::: PROVIDED DATA
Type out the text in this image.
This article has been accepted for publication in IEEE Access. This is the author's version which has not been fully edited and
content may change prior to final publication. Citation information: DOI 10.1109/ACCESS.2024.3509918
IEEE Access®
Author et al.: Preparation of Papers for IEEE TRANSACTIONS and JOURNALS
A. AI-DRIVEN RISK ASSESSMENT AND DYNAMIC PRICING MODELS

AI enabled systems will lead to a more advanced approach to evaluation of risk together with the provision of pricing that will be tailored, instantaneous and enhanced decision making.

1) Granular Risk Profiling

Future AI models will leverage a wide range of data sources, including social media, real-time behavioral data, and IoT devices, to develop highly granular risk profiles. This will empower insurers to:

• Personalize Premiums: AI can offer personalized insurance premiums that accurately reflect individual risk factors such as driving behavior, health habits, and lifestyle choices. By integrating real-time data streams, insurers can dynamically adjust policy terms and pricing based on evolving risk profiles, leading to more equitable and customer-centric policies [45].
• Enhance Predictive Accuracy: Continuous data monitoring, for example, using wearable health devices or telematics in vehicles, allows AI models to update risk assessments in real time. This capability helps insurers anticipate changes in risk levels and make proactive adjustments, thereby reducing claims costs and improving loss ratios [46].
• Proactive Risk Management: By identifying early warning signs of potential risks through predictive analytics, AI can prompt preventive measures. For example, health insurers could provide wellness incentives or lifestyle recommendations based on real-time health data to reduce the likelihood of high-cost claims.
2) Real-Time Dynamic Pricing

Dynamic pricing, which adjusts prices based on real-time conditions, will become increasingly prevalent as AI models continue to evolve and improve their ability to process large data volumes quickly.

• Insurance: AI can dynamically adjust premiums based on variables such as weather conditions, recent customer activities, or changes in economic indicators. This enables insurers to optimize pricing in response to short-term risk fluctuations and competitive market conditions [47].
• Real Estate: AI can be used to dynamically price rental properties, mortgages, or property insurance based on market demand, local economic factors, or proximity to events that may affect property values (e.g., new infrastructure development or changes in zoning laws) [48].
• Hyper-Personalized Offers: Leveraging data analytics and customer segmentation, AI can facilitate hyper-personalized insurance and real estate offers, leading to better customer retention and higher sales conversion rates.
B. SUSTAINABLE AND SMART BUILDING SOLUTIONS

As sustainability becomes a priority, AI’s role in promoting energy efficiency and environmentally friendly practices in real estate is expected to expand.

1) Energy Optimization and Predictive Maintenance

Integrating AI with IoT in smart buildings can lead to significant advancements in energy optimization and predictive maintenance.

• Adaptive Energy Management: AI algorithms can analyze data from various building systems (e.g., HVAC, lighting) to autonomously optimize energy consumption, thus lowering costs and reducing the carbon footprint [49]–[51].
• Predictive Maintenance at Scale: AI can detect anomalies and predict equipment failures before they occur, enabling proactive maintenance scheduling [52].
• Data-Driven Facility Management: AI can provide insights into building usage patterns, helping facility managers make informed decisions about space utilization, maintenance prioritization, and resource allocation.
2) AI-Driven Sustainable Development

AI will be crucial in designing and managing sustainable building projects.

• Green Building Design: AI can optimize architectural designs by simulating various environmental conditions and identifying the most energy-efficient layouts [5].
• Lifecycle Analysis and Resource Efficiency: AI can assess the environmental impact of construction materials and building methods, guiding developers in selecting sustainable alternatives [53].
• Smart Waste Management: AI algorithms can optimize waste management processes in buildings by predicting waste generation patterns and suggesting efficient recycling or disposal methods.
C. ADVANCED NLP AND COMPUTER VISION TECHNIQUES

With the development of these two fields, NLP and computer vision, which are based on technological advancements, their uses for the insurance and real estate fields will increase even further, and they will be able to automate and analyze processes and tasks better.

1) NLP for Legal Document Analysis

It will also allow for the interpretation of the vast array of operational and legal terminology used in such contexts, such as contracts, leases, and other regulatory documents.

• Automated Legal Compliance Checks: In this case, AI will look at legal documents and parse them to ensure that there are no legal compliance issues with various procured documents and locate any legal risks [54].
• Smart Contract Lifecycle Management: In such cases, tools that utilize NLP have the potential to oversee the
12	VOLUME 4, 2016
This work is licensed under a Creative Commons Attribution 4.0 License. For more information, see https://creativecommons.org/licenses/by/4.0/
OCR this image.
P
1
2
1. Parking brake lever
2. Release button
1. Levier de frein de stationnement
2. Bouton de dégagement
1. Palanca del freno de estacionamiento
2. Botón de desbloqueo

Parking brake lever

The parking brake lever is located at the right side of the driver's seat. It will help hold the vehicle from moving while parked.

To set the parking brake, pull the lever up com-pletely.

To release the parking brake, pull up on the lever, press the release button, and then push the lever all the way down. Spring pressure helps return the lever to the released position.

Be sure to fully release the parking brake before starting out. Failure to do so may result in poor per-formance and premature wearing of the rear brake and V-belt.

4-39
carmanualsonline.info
::::::
TASK DIRECTIONS: Ascertain the number of lines in the entries that include the word "processes", and report only that number.

TASK SOLUTION: 2